*Your task*.
Copy all of the lines below character for character, changing nothing.
··········
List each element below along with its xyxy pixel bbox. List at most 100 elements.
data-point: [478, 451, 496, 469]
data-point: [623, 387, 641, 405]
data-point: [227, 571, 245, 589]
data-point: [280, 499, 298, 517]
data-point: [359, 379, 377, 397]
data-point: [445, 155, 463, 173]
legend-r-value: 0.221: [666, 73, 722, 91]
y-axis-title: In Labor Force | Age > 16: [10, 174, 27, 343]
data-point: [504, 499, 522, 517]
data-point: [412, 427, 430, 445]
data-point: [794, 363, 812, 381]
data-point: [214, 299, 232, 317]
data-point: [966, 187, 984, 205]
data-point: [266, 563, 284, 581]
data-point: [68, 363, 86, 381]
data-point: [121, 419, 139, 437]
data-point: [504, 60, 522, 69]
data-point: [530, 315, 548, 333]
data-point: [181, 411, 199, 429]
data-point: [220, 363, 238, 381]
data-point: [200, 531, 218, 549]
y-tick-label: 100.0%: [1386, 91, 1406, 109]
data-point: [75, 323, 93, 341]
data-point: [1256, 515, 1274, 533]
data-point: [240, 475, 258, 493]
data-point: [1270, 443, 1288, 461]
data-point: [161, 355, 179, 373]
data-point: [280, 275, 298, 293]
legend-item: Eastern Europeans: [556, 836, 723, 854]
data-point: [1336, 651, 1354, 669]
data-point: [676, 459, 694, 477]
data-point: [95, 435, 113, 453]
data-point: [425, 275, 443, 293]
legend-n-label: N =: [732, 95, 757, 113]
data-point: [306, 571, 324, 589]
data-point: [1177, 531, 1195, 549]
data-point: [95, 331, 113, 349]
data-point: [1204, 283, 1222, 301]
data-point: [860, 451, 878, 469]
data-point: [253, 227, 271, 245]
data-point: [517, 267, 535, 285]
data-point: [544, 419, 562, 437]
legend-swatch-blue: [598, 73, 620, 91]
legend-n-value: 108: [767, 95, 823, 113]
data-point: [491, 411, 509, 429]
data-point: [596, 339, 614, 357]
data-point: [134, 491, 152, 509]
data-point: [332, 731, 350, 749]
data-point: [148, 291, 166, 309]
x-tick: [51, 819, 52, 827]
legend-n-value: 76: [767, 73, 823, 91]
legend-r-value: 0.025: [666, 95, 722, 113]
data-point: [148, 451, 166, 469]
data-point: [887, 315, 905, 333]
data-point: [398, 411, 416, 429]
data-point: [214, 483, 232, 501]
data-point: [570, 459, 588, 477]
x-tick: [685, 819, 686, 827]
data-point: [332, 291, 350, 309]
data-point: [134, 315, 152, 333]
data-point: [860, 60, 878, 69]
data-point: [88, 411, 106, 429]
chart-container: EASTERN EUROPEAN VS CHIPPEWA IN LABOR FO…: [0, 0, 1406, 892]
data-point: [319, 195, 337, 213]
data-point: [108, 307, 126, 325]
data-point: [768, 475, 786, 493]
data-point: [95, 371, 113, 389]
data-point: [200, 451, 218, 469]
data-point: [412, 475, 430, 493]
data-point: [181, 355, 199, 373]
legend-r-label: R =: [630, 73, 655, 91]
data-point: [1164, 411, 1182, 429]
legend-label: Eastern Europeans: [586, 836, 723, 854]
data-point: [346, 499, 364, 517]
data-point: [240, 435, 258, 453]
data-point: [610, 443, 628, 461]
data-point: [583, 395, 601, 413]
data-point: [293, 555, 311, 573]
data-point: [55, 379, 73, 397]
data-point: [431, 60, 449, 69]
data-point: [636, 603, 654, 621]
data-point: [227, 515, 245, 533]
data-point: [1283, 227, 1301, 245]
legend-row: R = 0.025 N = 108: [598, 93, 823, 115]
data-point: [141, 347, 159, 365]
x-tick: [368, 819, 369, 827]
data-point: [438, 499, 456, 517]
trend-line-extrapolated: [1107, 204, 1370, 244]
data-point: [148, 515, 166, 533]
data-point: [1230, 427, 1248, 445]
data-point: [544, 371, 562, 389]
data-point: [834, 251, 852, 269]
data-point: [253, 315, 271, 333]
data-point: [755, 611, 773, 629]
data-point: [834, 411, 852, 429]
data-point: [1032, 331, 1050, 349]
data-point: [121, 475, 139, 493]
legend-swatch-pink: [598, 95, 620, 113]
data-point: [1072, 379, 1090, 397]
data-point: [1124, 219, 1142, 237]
··········
*Answer*.
List each element below along with its xyxy pixel bbox. List at most 100 elements.
data-point: [478, 451, 496, 469]
data-point: [623, 387, 641, 405]
data-point: [227, 571, 245, 589]
data-point: [280, 499, 298, 517]
data-point: [359, 379, 377, 397]
data-point: [445, 155, 463, 173]
legend-r-value: 0.221: [666, 73, 722, 91]
y-axis-title: In Labor Force | Age > 16: [10, 174, 27, 343]
data-point: [504, 499, 522, 517]
data-point: [412, 427, 430, 445]
data-point: [794, 363, 812, 381]
data-point: [214, 299, 232, 317]
data-point: [966, 187, 984, 205]
data-point: [266, 563, 284, 581]
data-point: [68, 363, 86, 381]
data-point: [121, 419, 139, 437]
data-point: [504, 60, 522, 69]
data-point: [530, 315, 548, 333]
data-point: [181, 411, 199, 429]
data-point: [220, 363, 238, 381]
data-point: [200, 531, 218, 549]
y-tick-label: 100.0%: [1386, 91, 1406, 109]
data-point: [75, 323, 93, 341]
data-point: [1256, 515, 1274, 533]
data-point: [240, 475, 258, 493]
data-point: [1270, 443, 1288, 461]
data-point: [161, 355, 179, 373]
data-point: [280, 275, 298, 293]
legend-item: Eastern Europeans: [556, 836, 723, 854]
data-point: [1336, 651, 1354, 669]
data-point: [676, 459, 694, 477]
data-point: [95, 435, 113, 453]
data-point: [425, 275, 443, 293]
legend-n-label: N =: [732, 95, 757, 113]
data-point: [306, 571, 324, 589]
data-point: [1177, 531, 1195, 549]
data-point: [95, 331, 113, 349]
data-point: [1204, 283, 1222, 301]
data-point: [860, 451, 878, 469]
data-point: [253, 227, 271, 245]
data-point: [517, 267, 535, 285]
data-point: [544, 419, 562, 437]
legend-swatch-blue: [598, 73, 620, 91]
legend-n-value: 108: [767, 95, 823, 113]
data-point: [491, 411, 509, 429]
data-point: [596, 339, 614, 357]
data-point: [134, 491, 152, 509]
data-point: [332, 731, 350, 749]
data-point: [148, 291, 166, 309]
x-tick: [51, 819, 52, 827]
legend-n-value: 76: [767, 73, 823, 91]
legend-r-value: 0.025: [666, 95, 722, 113]
data-point: [148, 451, 166, 469]
data-point: [887, 315, 905, 333]
data-point: [398, 411, 416, 429]
data-point: [214, 483, 232, 501]
data-point: [570, 459, 588, 477]
x-tick: [685, 819, 686, 827]
data-point: [332, 291, 350, 309]
data-point: [134, 315, 152, 333]
data-point: [860, 60, 878, 69]
data-point: [88, 411, 106, 429]
chart-container: EASTERN EUROPEAN VS CHIPPEWA IN LABOR FO…: [0, 0, 1406, 892]
data-point: [319, 195, 337, 213]
data-point: [108, 307, 126, 325]
data-point: [768, 475, 786, 493]
data-point: [95, 371, 113, 389]
data-point: [200, 451, 218, 469]
data-point: [412, 475, 430, 493]
data-point: [181, 355, 199, 373]
legend-r-label: R =: [630, 73, 655, 91]
data-point: [1164, 411, 1182, 429]
legend-label: Eastern Europeans: [586, 836, 723, 854]
data-point: [346, 499, 364, 517]
data-point: [240, 435, 258, 453]
data-point: [610, 443, 628, 461]
data-point: [583, 395, 601, 413]
data-point: [293, 555, 311, 573]
data-point: [55, 379, 73, 397]
data-point: [431, 60, 449, 69]
data-point: [636, 603, 654, 621]
data-point: [227, 515, 245, 533]
data-point: [1283, 227, 1301, 245]
legend-row: R = 0.025 N = 108: [598, 93, 823, 115]
data-point: [141, 347, 159, 365]
x-tick: [368, 819, 369, 827]
data-point: [438, 499, 456, 517]
trend-line-extrapolated: [1107, 204, 1370, 244]
data-point: [148, 515, 166, 533]
data-point: [1230, 427, 1248, 445]
data-point: [544, 371, 562, 389]
data-point: [834, 251, 852, 269]
data-point: [253, 315, 271, 333]
data-point: [755, 611, 773, 629]
data-point: [834, 411, 852, 429]
data-point: [1032, 331, 1050, 349]
data-point: [121, 475, 139, 493]
legend-swatch-pink: [598, 95, 620, 113]
data-point: [1072, 379, 1090, 397]
data-point: [1124, 219, 1142, 237]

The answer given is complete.